(Available data):
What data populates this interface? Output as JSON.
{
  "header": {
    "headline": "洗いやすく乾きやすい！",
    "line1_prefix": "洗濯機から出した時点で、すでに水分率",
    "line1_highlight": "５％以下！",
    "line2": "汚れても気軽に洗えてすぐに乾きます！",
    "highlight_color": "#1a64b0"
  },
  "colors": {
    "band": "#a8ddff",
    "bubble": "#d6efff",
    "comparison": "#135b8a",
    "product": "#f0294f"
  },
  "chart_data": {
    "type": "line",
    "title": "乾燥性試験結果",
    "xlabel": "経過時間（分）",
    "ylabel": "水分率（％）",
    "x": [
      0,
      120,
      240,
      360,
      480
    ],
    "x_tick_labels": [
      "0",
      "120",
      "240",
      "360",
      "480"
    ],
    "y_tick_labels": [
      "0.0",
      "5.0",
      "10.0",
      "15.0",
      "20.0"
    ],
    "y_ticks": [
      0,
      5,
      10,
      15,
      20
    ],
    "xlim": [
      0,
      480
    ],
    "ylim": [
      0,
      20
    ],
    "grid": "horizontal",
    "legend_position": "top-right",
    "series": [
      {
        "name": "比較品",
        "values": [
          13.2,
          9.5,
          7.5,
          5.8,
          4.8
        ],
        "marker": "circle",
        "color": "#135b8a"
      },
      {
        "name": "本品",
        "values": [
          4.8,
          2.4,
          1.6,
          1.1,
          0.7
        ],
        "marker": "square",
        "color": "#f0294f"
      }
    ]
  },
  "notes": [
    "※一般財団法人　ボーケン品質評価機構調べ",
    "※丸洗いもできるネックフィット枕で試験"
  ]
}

(Problem to solve): Print every entry exactly as it appears.

(Task answer):
What data populates this interface? Output as JSON.
{
  "header": {
    "headline": "洗いやすく乾きやすい！",
    "line1_prefix": "洗濯機から出した時点で、すでに水分率",
    "line1_highlight": "５％以下！",
    "line2": "汚れても気軽に洗えてすぐに乾きます！",
    "highlight_color": "#1a64b0"
  },
  "colors": {
    "band": "#a8ddff",
    "bubble": "#d6efff",
    "comparison": "#135b8a",
    "product": "#f0294f"
  },
  "chart_data": {
    "type": "line",
    "title": "乾燥性試験結果",
    "xlabel": "経過時間（分）",
    "ylabel": "水分率（％）",
    "x": [
      0,
      120,
      240,
      360,
      480
    ],
    "x_tick_labels": [
      "0",
      "120",
      "240",
      "360",
      "480"
    ],
    "y_tick_labels": [
      "0.0",
      "5.0",
      "10.0",
      "15.0",
      "20.0"
    ],
    "y_ticks": [
      0,
      5,
      10,
      15,
      20
    ],
    "xlim": [
      0,
      480
    ],
    "ylim": [
      0,
      20
    ],
    "grid": "horizontal",
    "legend_position": "top-right",
    "series": [
      {
        "name": "比較品",
        "values": [
          13.2,
          9.5,
          7.5,
          5.8,
          4.8
        ],
        "marker": "circle",
        "color": "#135b8a"
      },
      {
        "name": "本品",
        "values": [
          4.8,
          2.4,
          1.6,
          1.1,
          0.7
        ],
        "marker": "square",
        "color": "#f0294f"
      }
    ]
  },
  "notes": [
    "※一般財団法人　ボーケン品質評価機構調べ",
    "※丸洗いもできるネックフィット枕で試験"
  ]
}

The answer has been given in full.